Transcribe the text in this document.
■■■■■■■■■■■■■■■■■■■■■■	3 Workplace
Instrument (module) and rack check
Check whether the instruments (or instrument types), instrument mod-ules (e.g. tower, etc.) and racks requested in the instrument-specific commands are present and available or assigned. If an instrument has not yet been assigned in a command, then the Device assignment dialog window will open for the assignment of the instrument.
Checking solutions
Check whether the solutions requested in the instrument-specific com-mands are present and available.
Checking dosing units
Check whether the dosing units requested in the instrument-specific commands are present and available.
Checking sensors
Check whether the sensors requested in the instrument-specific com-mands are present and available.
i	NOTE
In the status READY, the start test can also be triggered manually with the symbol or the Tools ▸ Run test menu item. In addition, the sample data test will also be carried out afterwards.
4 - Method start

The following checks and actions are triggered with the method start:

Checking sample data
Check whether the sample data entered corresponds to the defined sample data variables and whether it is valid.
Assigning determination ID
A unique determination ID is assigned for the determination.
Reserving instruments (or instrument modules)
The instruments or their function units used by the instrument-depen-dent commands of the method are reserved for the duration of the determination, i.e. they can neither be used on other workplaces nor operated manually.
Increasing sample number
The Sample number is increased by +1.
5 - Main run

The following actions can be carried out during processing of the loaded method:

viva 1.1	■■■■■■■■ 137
__________
→ Instructions to follow:
Restate each of the entries above verbatim.

→ Solution:
Transcribe the text in this document.
■■■■■■■■■■■■■■■■■■■■■■	3 Workplace
Instrument (module) and rack check
Check whether the instruments (or instrument types), instrument mod-ules (e.g. tower, etc.) and racks requested in the instrument-specific commands are present and available or assigned. If an instrument has not yet been assigned in a command, then the Device assignment dialog window will open for the assignment of the instrument.
Checking solutions
Check whether the solutions requested in the instrument-specific com-mands are present and available.
Checking dosing units
Check whether the dosing units requested in the instrument-specific commands are present and available.
Checking sensors
Check whether the sensors requested in the instrument-specific com-mands are present and available.
i	NOTE
In the status READY, the start test can also be triggered manually with the symbol or the Tools ▸ Run test menu item. In addition, the sample data test will also be carried out afterwards.
4 - Method start

The following checks and actions are triggered with the method start:

Checking sample data
Check whether the sample data entered corresponds to the defined sample data variables and whether it is valid.
Assigning determination ID
A unique determination ID is assigned for the determination.
Reserving instruments (or instrument modules)
The instruments or their function units used by the instrument-depen-dent commands of the method are reserved for the duration of the determination, i.e. they can neither be used on other workplaces nor operated manually.
Increasing sample number
The Sample number is increased by +1.
5 - Main run

The following actions can be carried out during processing of the loaded method:

viva 1.1	■■■■■■■■ 137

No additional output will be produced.